[Extracted records]
-- Start --
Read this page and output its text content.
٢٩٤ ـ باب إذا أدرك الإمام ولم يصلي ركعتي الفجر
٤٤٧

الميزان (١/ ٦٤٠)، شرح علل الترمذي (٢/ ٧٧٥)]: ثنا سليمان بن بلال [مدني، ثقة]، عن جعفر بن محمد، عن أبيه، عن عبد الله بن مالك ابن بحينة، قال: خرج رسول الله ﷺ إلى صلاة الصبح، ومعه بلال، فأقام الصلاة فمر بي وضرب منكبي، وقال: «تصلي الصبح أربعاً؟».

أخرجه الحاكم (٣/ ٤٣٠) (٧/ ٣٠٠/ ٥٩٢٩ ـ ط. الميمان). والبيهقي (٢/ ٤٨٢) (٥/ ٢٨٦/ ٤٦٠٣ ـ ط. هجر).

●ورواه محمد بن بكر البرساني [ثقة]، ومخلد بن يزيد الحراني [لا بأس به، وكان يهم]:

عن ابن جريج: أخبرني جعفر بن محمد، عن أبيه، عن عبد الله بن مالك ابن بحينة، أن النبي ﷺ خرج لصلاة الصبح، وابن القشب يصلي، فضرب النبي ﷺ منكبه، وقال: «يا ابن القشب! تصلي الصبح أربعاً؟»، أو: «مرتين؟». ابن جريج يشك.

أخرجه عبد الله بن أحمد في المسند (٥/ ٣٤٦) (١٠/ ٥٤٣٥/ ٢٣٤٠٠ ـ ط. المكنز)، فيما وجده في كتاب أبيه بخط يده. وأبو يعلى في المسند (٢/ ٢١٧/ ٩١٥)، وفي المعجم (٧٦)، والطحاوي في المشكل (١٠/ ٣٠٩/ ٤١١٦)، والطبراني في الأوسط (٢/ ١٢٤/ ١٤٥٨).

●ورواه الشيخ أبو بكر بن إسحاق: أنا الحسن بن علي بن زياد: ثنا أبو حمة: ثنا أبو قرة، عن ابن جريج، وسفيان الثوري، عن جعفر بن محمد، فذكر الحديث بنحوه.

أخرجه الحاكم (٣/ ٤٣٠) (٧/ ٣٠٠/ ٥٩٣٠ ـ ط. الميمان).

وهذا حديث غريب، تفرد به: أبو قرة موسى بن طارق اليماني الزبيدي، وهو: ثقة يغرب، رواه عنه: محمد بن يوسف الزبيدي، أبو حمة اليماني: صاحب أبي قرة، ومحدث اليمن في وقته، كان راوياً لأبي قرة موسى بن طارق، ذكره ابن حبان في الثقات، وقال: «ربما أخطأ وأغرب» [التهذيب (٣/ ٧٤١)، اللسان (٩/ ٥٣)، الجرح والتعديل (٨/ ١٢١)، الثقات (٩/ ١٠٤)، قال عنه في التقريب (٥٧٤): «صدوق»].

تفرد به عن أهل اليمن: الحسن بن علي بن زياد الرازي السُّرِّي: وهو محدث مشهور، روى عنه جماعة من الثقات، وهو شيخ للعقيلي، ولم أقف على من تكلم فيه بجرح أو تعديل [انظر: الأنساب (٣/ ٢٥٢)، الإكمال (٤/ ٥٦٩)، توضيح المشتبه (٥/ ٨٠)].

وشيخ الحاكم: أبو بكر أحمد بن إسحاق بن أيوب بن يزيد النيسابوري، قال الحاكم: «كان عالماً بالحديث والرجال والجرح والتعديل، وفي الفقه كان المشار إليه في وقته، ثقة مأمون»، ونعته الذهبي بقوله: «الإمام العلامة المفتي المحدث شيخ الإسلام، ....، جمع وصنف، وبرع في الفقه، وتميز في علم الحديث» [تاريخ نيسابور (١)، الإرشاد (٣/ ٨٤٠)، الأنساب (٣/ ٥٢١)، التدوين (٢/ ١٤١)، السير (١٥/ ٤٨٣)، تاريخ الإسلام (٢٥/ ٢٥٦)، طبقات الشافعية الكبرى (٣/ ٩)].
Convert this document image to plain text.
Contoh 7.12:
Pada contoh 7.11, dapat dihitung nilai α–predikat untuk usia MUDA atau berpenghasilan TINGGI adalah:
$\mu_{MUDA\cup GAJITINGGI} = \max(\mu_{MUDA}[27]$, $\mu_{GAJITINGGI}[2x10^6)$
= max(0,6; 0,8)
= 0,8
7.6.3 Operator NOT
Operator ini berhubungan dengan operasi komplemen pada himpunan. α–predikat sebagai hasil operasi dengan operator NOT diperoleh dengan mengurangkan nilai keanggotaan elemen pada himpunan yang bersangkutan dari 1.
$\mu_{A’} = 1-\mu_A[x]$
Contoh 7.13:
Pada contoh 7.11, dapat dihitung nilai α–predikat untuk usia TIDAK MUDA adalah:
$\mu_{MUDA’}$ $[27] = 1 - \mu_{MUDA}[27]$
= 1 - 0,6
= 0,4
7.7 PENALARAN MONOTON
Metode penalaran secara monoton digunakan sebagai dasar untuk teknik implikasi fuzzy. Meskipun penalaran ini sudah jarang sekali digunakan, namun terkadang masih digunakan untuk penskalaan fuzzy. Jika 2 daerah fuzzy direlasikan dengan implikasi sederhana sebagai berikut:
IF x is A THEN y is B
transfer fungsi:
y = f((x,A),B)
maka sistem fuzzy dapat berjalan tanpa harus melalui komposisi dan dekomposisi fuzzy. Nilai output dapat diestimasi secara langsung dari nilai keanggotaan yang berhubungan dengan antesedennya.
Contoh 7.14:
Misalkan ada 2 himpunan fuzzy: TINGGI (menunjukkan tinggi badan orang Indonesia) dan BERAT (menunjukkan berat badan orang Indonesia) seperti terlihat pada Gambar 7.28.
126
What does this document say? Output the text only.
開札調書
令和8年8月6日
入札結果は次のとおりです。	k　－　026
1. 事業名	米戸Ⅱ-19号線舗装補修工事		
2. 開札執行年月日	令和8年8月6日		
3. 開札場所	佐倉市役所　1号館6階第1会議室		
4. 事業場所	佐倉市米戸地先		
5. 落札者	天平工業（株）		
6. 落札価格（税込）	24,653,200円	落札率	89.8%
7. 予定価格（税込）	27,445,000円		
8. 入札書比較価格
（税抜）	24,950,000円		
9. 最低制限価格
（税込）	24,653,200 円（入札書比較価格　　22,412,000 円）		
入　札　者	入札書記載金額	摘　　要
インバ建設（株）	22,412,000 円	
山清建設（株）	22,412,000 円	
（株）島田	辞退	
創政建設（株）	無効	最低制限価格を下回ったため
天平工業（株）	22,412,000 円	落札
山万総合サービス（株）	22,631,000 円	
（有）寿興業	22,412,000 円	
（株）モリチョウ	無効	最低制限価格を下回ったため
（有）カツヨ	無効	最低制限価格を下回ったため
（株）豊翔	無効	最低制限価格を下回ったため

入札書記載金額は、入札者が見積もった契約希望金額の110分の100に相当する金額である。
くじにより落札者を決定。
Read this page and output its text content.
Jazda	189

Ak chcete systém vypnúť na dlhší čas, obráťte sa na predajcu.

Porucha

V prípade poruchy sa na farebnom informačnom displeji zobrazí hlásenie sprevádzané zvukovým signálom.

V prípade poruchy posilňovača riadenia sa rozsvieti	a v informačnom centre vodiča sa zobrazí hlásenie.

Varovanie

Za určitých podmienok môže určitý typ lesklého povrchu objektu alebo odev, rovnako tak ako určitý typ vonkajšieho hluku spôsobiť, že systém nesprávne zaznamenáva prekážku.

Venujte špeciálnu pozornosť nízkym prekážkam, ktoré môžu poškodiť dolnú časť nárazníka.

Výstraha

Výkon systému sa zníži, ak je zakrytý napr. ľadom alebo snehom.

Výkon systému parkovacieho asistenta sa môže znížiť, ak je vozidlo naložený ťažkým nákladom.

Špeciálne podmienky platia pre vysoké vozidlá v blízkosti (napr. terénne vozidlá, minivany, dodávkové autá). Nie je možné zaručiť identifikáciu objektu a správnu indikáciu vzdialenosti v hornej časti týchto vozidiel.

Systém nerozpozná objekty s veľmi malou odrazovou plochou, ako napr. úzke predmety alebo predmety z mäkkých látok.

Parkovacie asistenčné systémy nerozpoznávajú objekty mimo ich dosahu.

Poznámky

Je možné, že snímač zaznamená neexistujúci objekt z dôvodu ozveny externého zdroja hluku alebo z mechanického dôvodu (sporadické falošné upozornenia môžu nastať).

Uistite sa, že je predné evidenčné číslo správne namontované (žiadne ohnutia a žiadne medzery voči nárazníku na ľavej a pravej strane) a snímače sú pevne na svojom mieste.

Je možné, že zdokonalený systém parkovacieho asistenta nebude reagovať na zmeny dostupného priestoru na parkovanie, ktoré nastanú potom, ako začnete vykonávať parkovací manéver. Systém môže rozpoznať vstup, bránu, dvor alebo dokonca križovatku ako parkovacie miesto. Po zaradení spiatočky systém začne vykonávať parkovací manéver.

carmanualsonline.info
-- End --
PROBLEM STATEMENT: Every line that holds the word "أبيه" should be extracted.

EXERCISE OUTPUT:
الميزان (١/ ٦٤٠)، شرح علل الترمذي (٢/ ٧٧٥)]: ثنا سليمان بن بلال [مدني، ثقة]، عن جعفر بن محمد، عن أبيه، عن عبد الله بن مالك ابن بحينة، قال: خرج رسول الله ﷺ إلى صلاة الصبح، ومعه بلال، فأقام الصلاة فمر بي وضرب منكبي، وقال: «تصلي الصبح أربعاً؟».
عن ابن جريج: أخبرني جعفر بن محمد، عن أبيه، عن عبد الله بن مالك ابن بحينة، أن النبي ﷺ خرج لصلاة الصبح، وابن القشب يصلي، فضرب النبي ﷺ منكبه، وقال: «يا ابن القشب! تصلي الصبح أربعاً؟»، أو: «مرتين؟». ابن جريج يشك.
أخرجه عبد الله بن أحمد في المسند (٥/ ٣٤٦) (١٠/ ٥٤٣٥/ ٢٣٤٠٠ ـ ط. المكنز)، فيما وجده في كتاب أبيه بخط يده. وأبو يعلى في المسند (٢/ ٢١٧/ ٩١٥)، وفي المعجم (٧٦)، والطحاوي في المشكل (١٠/ ٣٠٩/ ٤١١٦)، والطبراني في الأوسط (٢/ ١٢٤/ ١٤٥٨).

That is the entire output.